--- Begin Provided data ---

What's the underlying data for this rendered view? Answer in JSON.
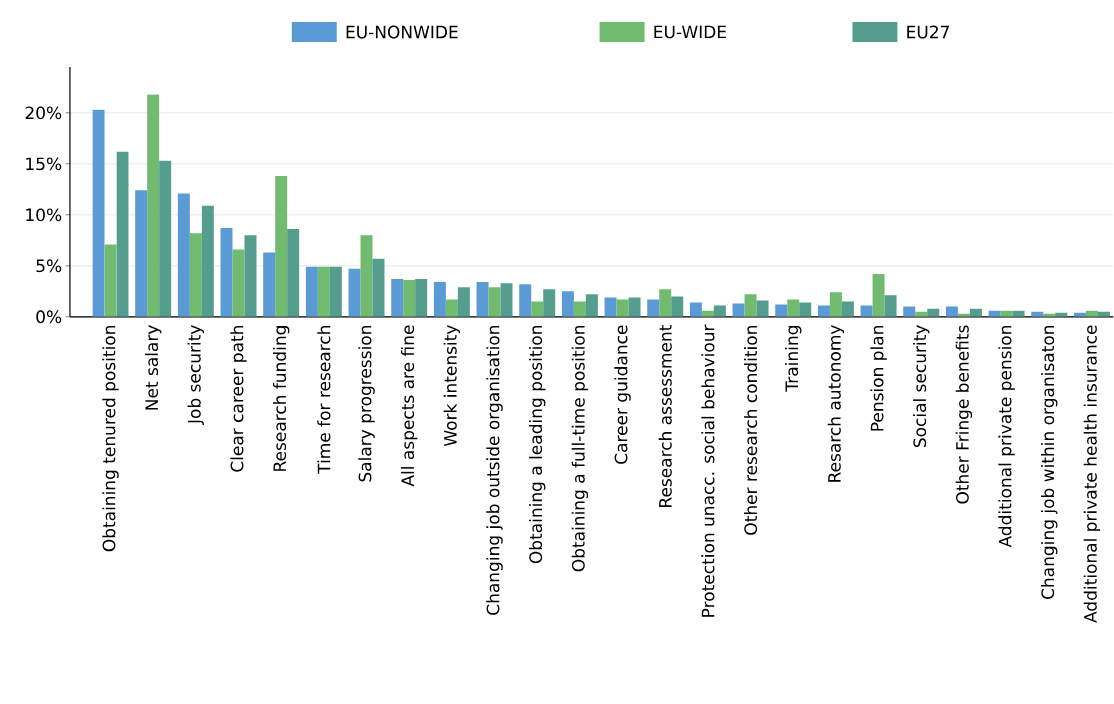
{
  "chart_data": {
    "type": "bar",
    "categories": [
      "Obtaining tenured position",
      "Net salary",
      "Job security",
      "Clear career path",
      "Research funding",
      "Time for research",
      "Salary progression",
      "All aspects are fine",
      "Work intensity",
      "Changing job outside organisation",
      "Obtaining a leading position",
      "Obtaining a full-time position",
      "Career guidance",
      "Research assessment",
      "Protection unacc. social behaviour",
      "Other research condition",
      "Training",
      "Resarch autonomy",
      "Pension plan",
      "Social security",
      "Other Fringe benefits",
      "Additional private pension",
      "Changing job within organisaton",
      "Additional private health insurance"
    ],
    "series": [
      {
        "name": "EU-NONWIDE",
        "color": "#5b9bd5",
        "values": [
          20.3,
          12.4,
          12.1,
          8.7,
          6.3,
          4.9,
          4.7,
          3.7,
          3.4,
          3.4,
          3.2,
          2.5,
          1.9,
          1.7,
          1.4,
          1.3,
          1.2,
          1.1,
          1.1,
          1.0,
          1.0,
          0.6,
          0.5,
          0.4
        ]
      },
      {
        "name": "EU-WIDE",
        "color": "#70bb6f",
        "values": [
          7.1,
          21.8,
          8.2,
          6.6,
          13.8,
          4.9,
          8.0,
          3.6,
          1.7,
          2.9,
          1.5,
          1.5,
          1.7,
          2.7,
          0.6,
          2.2,
          1.7,
          2.4,
          4.2,
          0.5,
          0.3,
          0.6,
          0.3,
          0.6
        ]
      },
      {
        "name": "EU27",
        "color": "#559e8f",
        "values": [
          16.2,
          15.3,
          10.9,
          8.0,
          8.6,
          4.9,
          5.7,
          3.7,
          2.9,
          3.3,
          2.7,
          2.2,
          1.9,
          2.0,
          1.1,
          1.6,
          1.4,
          1.5,
          2.1,
          0.8,
          0.8,
          0.6,
          0.4,
          0.5
        ]
      }
    ],
    "ylim": [
      0,
      24.5
    ],
    "yticks": [
      {
        "value": 0,
        "label": "0%"
      },
      {
        "value": 5,
        "label": "5%"
      },
      {
        "value": 10,
        "label": "10%"
      },
      {
        "value": 15,
        "label": "15%"
      },
      {
        "value": 20,
        "label": "20%"
      }
    ],
    "grid": "y",
    "legend": "top"
  }
}
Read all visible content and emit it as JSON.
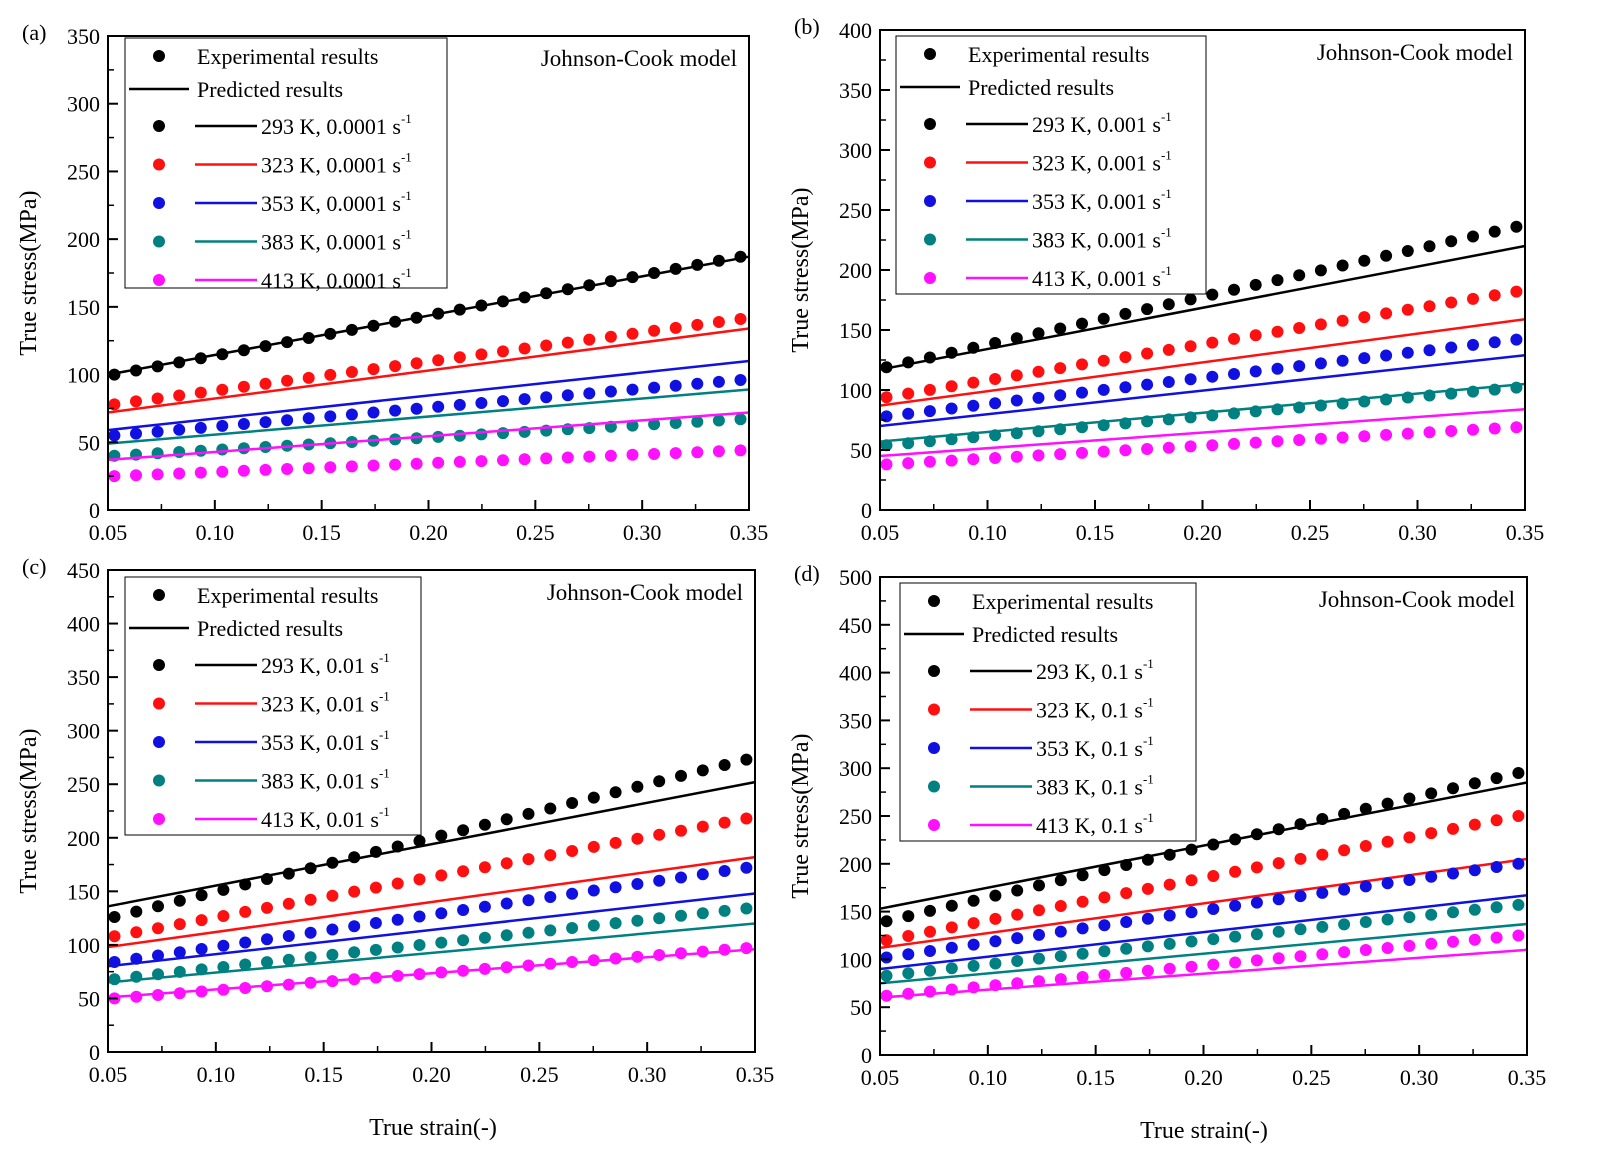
{
  "figure": {
    "x_axis_title": "True strain(-)",
    "colors": {
      "293 K": "#000000",
      "323 K": "#ff1010",
      "353 K": "#1010e0",
      "383 K": "#008080",
      "413 K": "#ff10ff"
    }
  },
  "chart_data": [
    {
      "type": "scatter",
      "panel_label": "(a)",
      "title": "Johnson-Cook model",
      "xlabel": "True strain(-)",
      "ylabel": "True stress(MPa)",
      "xlim": [
        0.05,
        0.35
      ],
      "ylim": [
        0,
        350
      ],
      "xticks": [
        "0.05",
        "0.10",
        "0.15",
        "0.20",
        "0.25",
        "0.30",
        "0.35"
      ],
      "yticks": [
        "0",
        "50",
        "100",
        "150",
        "200",
        "250",
        "300",
        "350"
      ],
      "legend": {
        "header_points": "Experimental results",
        "header_line": "Predicted results",
        "rate": "0.0001",
        "unit": "s",
        "unit_sup": "-1"
      },
      "series": [
        {
          "name": "293 K",
          "temperature": "293 K",
          "experimental": [
            100,
            187
          ],
          "predicted": [
            100,
            187
          ]
        },
        {
          "name": "323 K",
          "temperature": "323 K",
          "experimental": [
            78,
            141
          ],
          "predicted": [
            72,
            134
          ]
        },
        {
          "name": "353 K",
          "temperature": "353 K",
          "experimental": [
            55,
            96
          ],
          "predicted": [
            59,
            110
          ]
        },
        {
          "name": "383 K",
          "temperature": "383 K",
          "experimental": [
            40,
            67
          ],
          "predicted": [
            49,
            89
          ]
        },
        {
          "name": "413 K",
          "temperature": "413 K",
          "experimental": [
            25,
            44
          ],
          "predicted": [
            37,
            72
          ]
        }
      ]
    },
    {
      "type": "scatter",
      "panel_label": "(b)",
      "title": "Johnson-Cook model",
      "xlabel": "True strain(-)",
      "ylabel": "True stress(MPa)",
      "xlim": [
        0.05,
        0.35
      ],
      "ylim": [
        0,
        400
      ],
      "xticks": [
        "0.05",
        "0.10",
        "0.15",
        "0.20",
        "0.25",
        "0.30",
        "0.35"
      ],
      "yticks": [
        "0",
        "50",
        "100",
        "150",
        "200",
        "250",
        "300",
        "350",
        "400"
      ],
      "legend": {
        "header_points": "Experimental results",
        "header_line": "Predicted results",
        "rate": "0.001",
        "unit": "s",
        "unit_sup": "-1"
      },
      "series": [
        {
          "name": "293 K",
          "temperature": "293 K",
          "experimental": [
            119,
            236
          ],
          "predicted": [
            117,
            220
          ]
        },
        {
          "name": "323 K",
          "temperature": "323 K",
          "experimental": [
            94,
            182
          ],
          "predicted": [
            87,
            159
          ]
        },
        {
          "name": "353 K",
          "temperature": "353 K",
          "experimental": [
            78,
            142
          ],
          "predicted": [
            70,
            129
          ]
        },
        {
          "name": "383 K",
          "temperature": "383 K",
          "experimental": [
            54,
            102
          ],
          "predicted": [
            57,
            105
          ]
        },
        {
          "name": "413 K",
          "temperature": "413 K",
          "experimental": [
            38,
            69
          ],
          "predicted": [
            45,
            84
          ]
        }
      ]
    },
    {
      "type": "scatter",
      "panel_label": "(c)",
      "title": "Johnson-Cook model",
      "xlabel": "True strain(-)",
      "ylabel": "True stress(MPa)",
      "xlim": [
        0.05,
        0.35
      ],
      "ylim": [
        0,
        450
      ],
      "xticks": [
        "0.05",
        "0.10",
        "0.15",
        "0.20",
        "0.25",
        "0.30",
        "0.35"
      ],
      "yticks": [
        "0",
        "50",
        "100",
        "150",
        "200",
        "250",
        "300",
        "350",
        "400",
        "450"
      ],
      "legend": {
        "header_points": "Experimental results",
        "header_line": "Predicted results",
        "rate": "0.01",
        "unit": "s",
        "unit_sup": "-1"
      },
      "series": [
        {
          "name": "293 K",
          "temperature": "293 K",
          "experimental": [
            126,
            273
          ],
          "predicted": [
            136,
            252
          ]
        },
        {
          "name": "323 K",
          "temperature": "323 K",
          "experimental": [
            108,
            218
          ],
          "predicted": [
            98,
            182
          ]
        },
        {
          "name": "353 K",
          "temperature": "353 K",
          "experimental": [
            84,
            172
          ],
          "predicted": [
            80,
            148
          ]
        },
        {
          "name": "383 K",
          "temperature": "383 K",
          "experimental": [
            68,
            134
          ],
          "predicted": [
            65,
            120
          ]
        },
        {
          "name": "413 K",
          "temperature": "413 K",
          "experimental": [
            50,
            97
          ],
          "predicted": [
            51,
            96
          ]
        }
      ]
    },
    {
      "type": "scatter",
      "panel_label": "(d)",
      "title": "Johnson-Cook model",
      "xlabel": "True strain(-)",
      "ylabel": "True stress(MPa)",
      "xlim": [
        0.05,
        0.35
      ],
      "ylim": [
        0,
        500
      ],
      "xticks": [
        "0.05",
        "0.10",
        "0.15",
        "0.20",
        "0.25",
        "0.30",
        "0.35"
      ],
      "yticks": [
        "0",
        "50",
        "100",
        "150",
        "200",
        "250",
        "300",
        "350",
        "400",
        "450",
        "500"
      ],
      "legend": {
        "header_points": "Experimental results",
        "header_line": "Predicted results",
        "rate": "0.1",
        "unit": "s",
        "unit_sup": "-1"
      },
      "series": [
        {
          "name": "293 K",
          "temperature": "293 K",
          "experimental": [
            140,
            295
          ],
          "predicted": [
            153,
            285
          ]
        },
        {
          "name": "323 K",
          "temperature": "323 K",
          "experimental": [
            120,
            250
          ],
          "predicted": [
            112,
            205
          ]
        },
        {
          "name": "353 K",
          "temperature": "353 K",
          "experimental": [
            102,
            200
          ],
          "predicted": [
            90,
            167
          ]
        },
        {
          "name": "383 K",
          "temperature": "383 K",
          "experimental": [
            83,
            157
          ],
          "predicted": [
            75,
            137
          ]
        },
        {
          "name": "413 K",
          "temperature": "413 K",
          "experimental": [
            62,
            125
          ],
          "predicted": [
            60,
            110
          ]
        }
      ]
    }
  ]
}
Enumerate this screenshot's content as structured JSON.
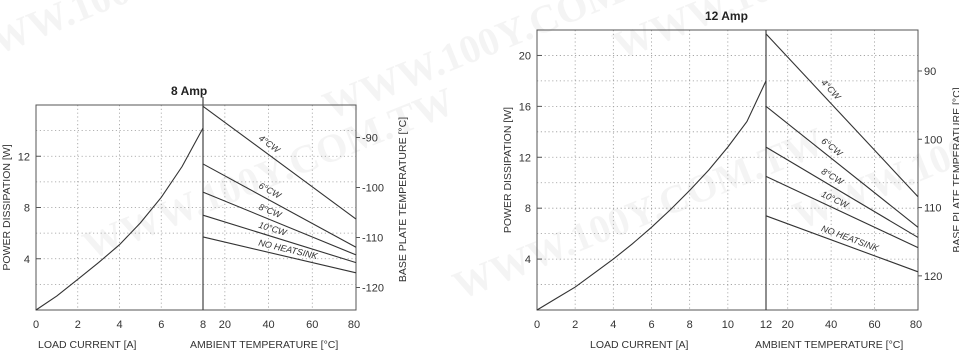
{
  "watermark": "WWW.100Y.COM.TW",
  "chart_data": [
    {
      "type": "line",
      "title": "8 Amp",
      "left_axis": {
        "label": "POWER DISSIPATION [W]",
        "ticks": [
          4,
          8,
          12
        ],
        "range": [
          0,
          16
        ],
        "grid_step": 2
      },
      "right_axis": {
        "label": "BASE PLATE TEMPERATURE [°C]",
        "ticks": [
          90,
          100,
          110,
          120
        ],
        "range": [
          83.5,
          124.5
        ]
      },
      "x_left": {
        "label": "LOAD CURRENT [A]",
        "ticks": [
          0,
          2,
          4,
          6,
          8
        ],
        "range": [
          0,
          8
        ]
      },
      "x_right": {
        "label": "AMBIENT TEMPERATURE [°C]",
        "ticks": [
          8,
          20,
          40,
          60,
          80
        ],
        "ambient_ticks": [
          20,
          40,
          60,
          80
        ],
        "range": [
          10,
          80
        ]
      },
      "grid": true,
      "power_curve": {
        "x": [
          0,
          1,
          2,
          3,
          4,
          5,
          6,
          7,
          8
        ],
        "y": [
          0,
          1.1,
          2.4,
          3.7,
          5.1,
          6.8,
          8.8,
          11.2,
          14.2
        ]
      },
      "series": [
        {
          "name": "4°CW",
          "values": [
            15.9,
            7.1
          ]
        },
        {
          "name": "6°CW",
          "values": [
            11.4,
            4.9
          ]
        },
        {
          "name": "8°CW",
          "values": [
            9.2,
            4.3
          ]
        },
        {
          "name": "10°CW",
          "values": [
            7.4,
            3.7
          ]
        },
        {
          "name": "NO HEATSINK",
          "values": [
            5.7,
            2.9
          ]
        }
      ]
    },
    {
      "type": "line",
      "title": "12 Amp",
      "left_axis": {
        "label": "POWER DISSIPATION [W]",
        "ticks": [
          4,
          8,
          12,
          16,
          20
        ],
        "range": [
          0,
          22
        ],
        "grid_step": 2
      },
      "right_axis": {
        "label": "BASE PLATE TEMPERATURE [°C]",
        "ticks": [
          90,
          100,
          110,
          120
        ],
        "range": [
          84,
          125
        ]
      },
      "x_left": {
        "label": "LOAD CURRENT [A]",
        "ticks": [
          0,
          2,
          4,
          6,
          8,
          10,
          12
        ],
        "range": [
          0,
          12
        ]
      },
      "x_right": {
        "label": "AMBIENT TEMPERATURE [°C]",
        "ticks": [
          12,
          20,
          40,
          60,
          80
        ],
        "ambient_ticks": [
          20,
          40,
          60,
          80
        ],
        "range": [
          10,
          80
        ]
      },
      "grid": true,
      "power_curve": {
        "x": [
          0,
          1,
          2,
          3,
          4,
          5,
          6,
          7,
          8,
          9,
          10,
          11,
          12
        ],
        "y": [
          0,
          0.9,
          1.8,
          2.9,
          4.0,
          5.2,
          6.5,
          7.9,
          9.4,
          11.0,
          12.8,
          14.8,
          18.0
        ]
      },
      "series": [
        {
          "name": "4°CW",
          "values": [
            21.7,
            8.9
          ]
        },
        {
          "name": "6°CW",
          "values": [
            16.0,
            6.5
          ]
        },
        {
          "name": "8°CW",
          "values": [
            12.8,
            5.7
          ]
        },
        {
          "name": "10°CW",
          "values": [
            10.5,
            4.9
          ]
        },
        {
          "name": "NO HEATSINK",
          "values": [
            7.4,
            3.0
          ]
        }
      ]
    }
  ]
}
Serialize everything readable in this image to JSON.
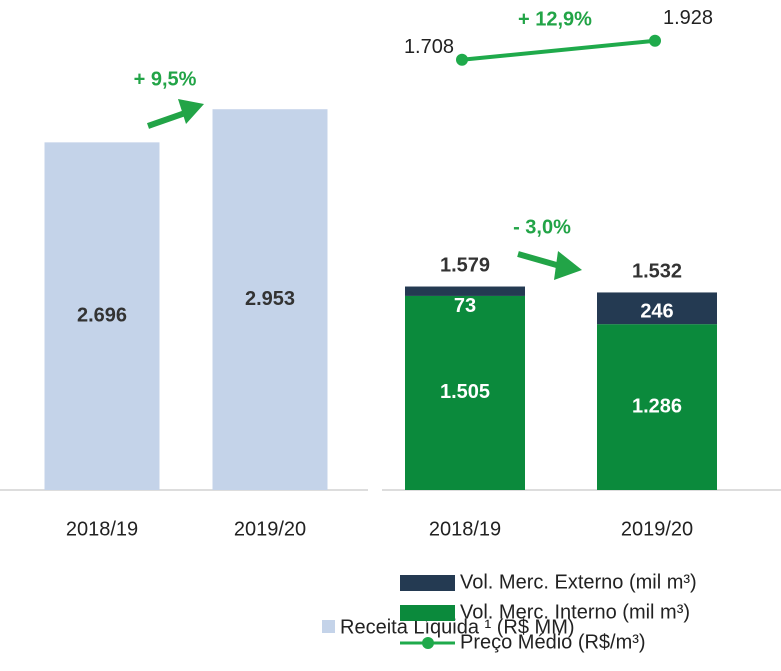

--- End Provided data ---

The word "Obtaining" appears in how many lines of the records? Give the number only.

**Full output**
3